▸ INSTRUCTION
Word for word, transcribe the lines below and drop the pictures.

Records that describe figures
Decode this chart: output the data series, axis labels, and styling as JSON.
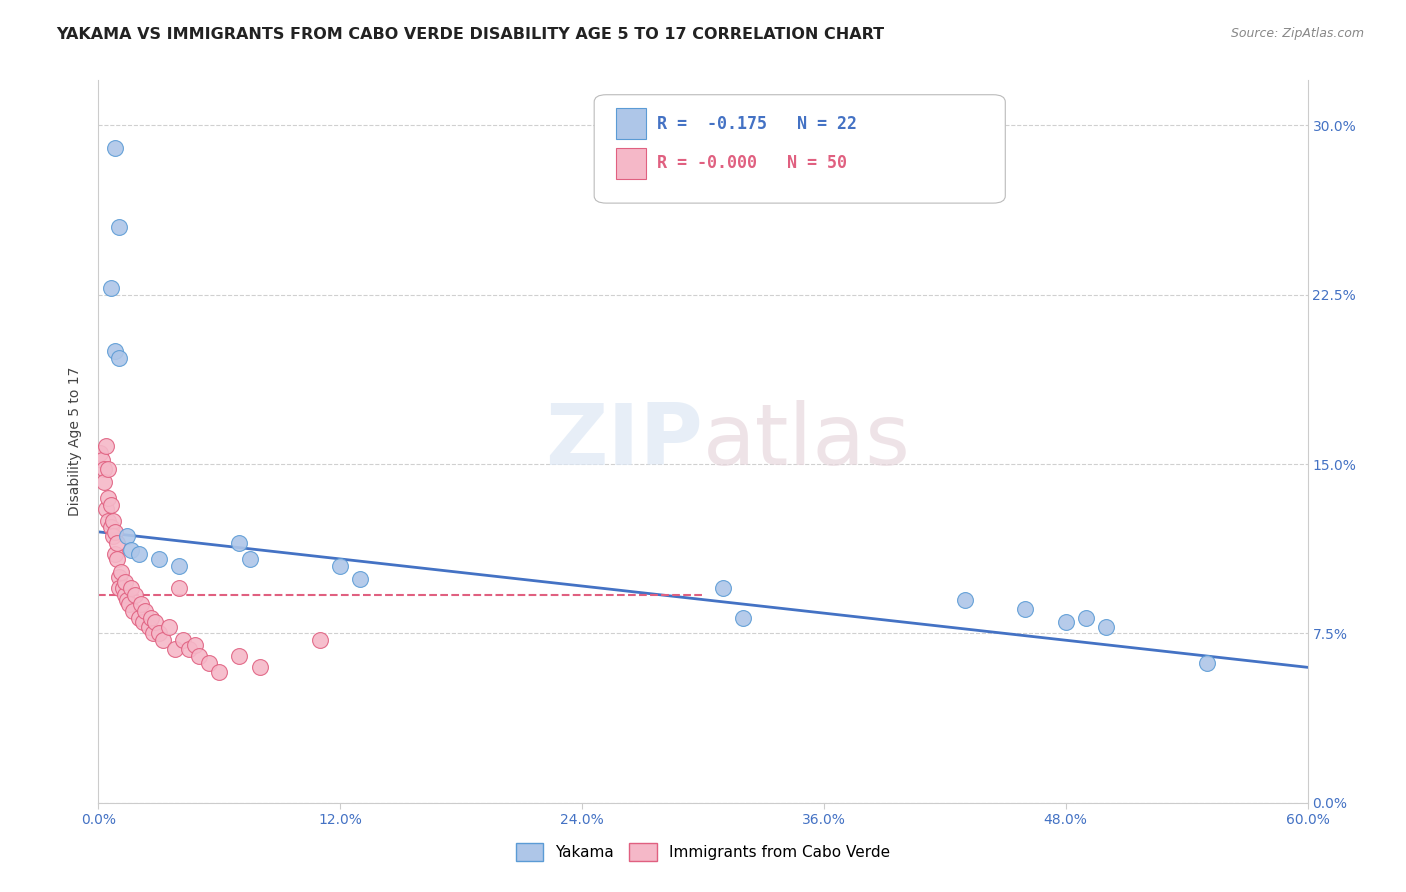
{
  "title": "YAKAMA VS IMMIGRANTS FROM CABO VERDE DISABILITY AGE 5 TO 17 CORRELATION CHART",
  "source": "Source: ZipAtlas.com",
  "xlabel_ticks": [
    "0.0%",
    "12.0%",
    "24.0%",
    "36.0%",
    "48.0%",
    "60.0%"
  ],
  "ylabel_ticks_right": [
    "30.0%",
    "22.5%",
    "15.0%",
    "7.5%",
    "0.0%"
  ],
  "xlabel_range": [
    0.0,
    0.6
  ],
  "ylabel_range": [
    0.0,
    0.32
  ],
  "watermark_zip": "ZIP",
  "watermark_atlas": "atlas",
  "yakama_R": "-0.175",
  "yakama_N": "22",
  "cabo_verde_R": "-0.000",
  "cabo_verde_N": "50",
  "yakama_color": "#aec6e8",
  "cabo_verde_color": "#f5b8c8",
  "yakama_edge_color": "#5b9bd5",
  "cabo_verde_edge_color": "#e06080",
  "yakama_line_color": "#4472c4",
  "cabo_verde_line_color": "#e06080",
  "yakama_x": [
    0.008,
    0.01,
    0.006,
    0.008,
    0.01,
    0.014,
    0.016,
    0.02,
    0.03,
    0.04,
    0.07,
    0.075,
    0.12,
    0.13,
    0.31,
    0.32,
    0.43,
    0.46,
    0.48,
    0.49,
    0.5,
    0.55
  ],
  "yakama_y": [
    0.29,
    0.255,
    0.228,
    0.2,
    0.197,
    0.118,
    0.112,
    0.11,
    0.108,
    0.105,
    0.115,
    0.108,
    0.105,
    0.099,
    0.095,
    0.082,
    0.09,
    0.086,
    0.08,
    0.082,
    0.078,
    0.062
  ],
  "cabo_verde_x": [
    0.001,
    0.002,
    0.003,
    0.003,
    0.004,
    0.004,
    0.005,
    0.005,
    0.005,
    0.006,
    0.006,
    0.007,
    0.007,
    0.008,
    0.008,
    0.009,
    0.009,
    0.01,
    0.01,
    0.011,
    0.012,
    0.013,
    0.013,
    0.014,
    0.015,
    0.016,
    0.017,
    0.018,
    0.02,
    0.021,
    0.022,
    0.023,
    0.025,
    0.026,
    0.027,
    0.028,
    0.03,
    0.032,
    0.035,
    0.038,
    0.04,
    0.042,
    0.045,
    0.048,
    0.05,
    0.055,
    0.06,
    0.07,
    0.08,
    0.11
  ],
  "cabo_verde_y": [
    0.155,
    0.152,
    0.148,
    0.142,
    0.158,
    0.13,
    0.148,
    0.135,
    0.125,
    0.132,
    0.122,
    0.125,
    0.118,
    0.12,
    0.11,
    0.108,
    0.115,
    0.1,
    0.095,
    0.102,
    0.095,
    0.092,
    0.098,
    0.09,
    0.088,
    0.095,
    0.085,
    0.092,
    0.082,
    0.088,
    0.08,
    0.085,
    0.078,
    0.082,
    0.075,
    0.08,
    0.075,
    0.072,
    0.078,
    0.068,
    0.095,
    0.072,
    0.068,
    0.07,
    0.065,
    0.062,
    0.058,
    0.065,
    0.06,
    0.072
  ],
  "yakama_trend_x": [
    0.0,
    0.6
  ],
  "yakama_trend_y_start": 0.12,
  "yakama_trend_y_end": 0.06,
  "cabo_verde_trend_x": [
    0.0,
    0.3
  ],
  "cabo_verde_trend_y_start": 0.092,
  "cabo_verde_trend_y_end": 0.092,
  "title_fontsize": 11.5,
  "axis_label_fontsize": 10,
  "tick_fontsize": 10,
  "source_fontsize": 9,
  "legend_fontsize": 12
}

▸ RESULT FOR THIS EXERCISE
Decode this chart: output the data series, axis labels, and styling as JSON.
{
  "title": "YAKAMA VS IMMIGRANTS FROM CABO VERDE DISABILITY AGE 5 TO 17 CORRELATION CHART",
  "source": "Source: ZipAtlas.com",
  "xlabel_ticks": [
    "0.0%",
    "12.0%",
    "24.0%",
    "36.0%",
    "48.0%",
    "60.0%"
  ],
  "ylabel_ticks_right": [
    "30.0%",
    "22.5%",
    "15.0%",
    "7.5%",
    "0.0%"
  ],
  "xlabel_range": [
    0.0,
    0.6
  ],
  "ylabel_range": [
    0.0,
    0.32
  ],
  "watermark_zip": "ZIP",
  "watermark_atlas": "atlas",
  "yakama_R": "-0.175",
  "yakama_N": "22",
  "cabo_verde_R": "-0.000",
  "cabo_verde_N": "50",
  "yakama_color": "#aec6e8",
  "cabo_verde_color": "#f5b8c8",
  "yakama_edge_color": "#5b9bd5",
  "cabo_verde_edge_color": "#e06080",
  "yakama_line_color": "#4472c4",
  "cabo_verde_line_color": "#e06080",
  "yakama_x": [
    0.008,
    0.01,
    0.006,
    0.008,
    0.01,
    0.014,
    0.016,
    0.02,
    0.03,
    0.04,
    0.07,
    0.075,
    0.12,
    0.13,
    0.31,
    0.32,
    0.43,
    0.46,
    0.48,
    0.49,
    0.5,
    0.55
  ],
  "yakama_y": [
    0.29,
    0.255,
    0.228,
    0.2,
    0.197,
    0.118,
    0.112,
    0.11,
    0.108,
    0.105,
    0.115,
    0.108,
    0.105,
    0.099,
    0.095,
    0.082,
    0.09,
    0.086,
    0.08,
    0.082,
    0.078,
    0.062
  ],
  "cabo_verde_x": [
    0.001,
    0.002,
    0.003,
    0.003,
    0.004,
    0.004,
    0.005,
    0.005,
    0.005,
    0.006,
    0.006,
    0.007,
    0.007,
    0.008,
    0.008,
    0.009,
    0.009,
    0.01,
    0.01,
    0.011,
    0.012,
    0.013,
    0.013,
    0.014,
    0.015,
    0.016,
    0.017,
    0.018,
    0.02,
    0.021,
    0.022,
    0.023,
    0.025,
    0.026,
    0.027,
    0.028,
    0.03,
    0.032,
    0.035,
    0.038,
    0.04,
    0.042,
    0.045,
    0.048,
    0.05,
    0.055,
    0.06,
    0.07,
    0.08,
    0.11
  ],
  "cabo_verde_y": [
    0.155,
    0.152,
    0.148,
    0.142,
    0.158,
    0.13,
    0.148,
    0.135,
    0.125,
    0.132,
    0.122,
    0.125,
    0.118,
    0.12,
    0.11,
    0.108,
    0.115,
    0.1,
    0.095,
    0.102,
    0.095,
    0.092,
    0.098,
    0.09,
    0.088,
    0.095,
    0.085,
    0.092,
    0.082,
    0.088,
    0.08,
    0.085,
    0.078,
    0.082,
    0.075,
    0.08,
    0.075,
    0.072,
    0.078,
    0.068,
    0.095,
    0.072,
    0.068,
    0.07,
    0.065,
    0.062,
    0.058,
    0.065,
    0.06,
    0.072
  ],
  "yakama_trend_x": [
    0.0,
    0.6
  ],
  "yakama_trend_y_start": 0.12,
  "yakama_trend_y_end": 0.06,
  "cabo_verde_trend_x": [
    0.0,
    0.3
  ],
  "cabo_verde_trend_y_start": 0.092,
  "cabo_verde_trend_y_end": 0.092,
  "title_fontsize": 11.5,
  "axis_label_fontsize": 10,
  "tick_fontsize": 10,
  "source_fontsize": 9,
  "legend_fontsize": 12
}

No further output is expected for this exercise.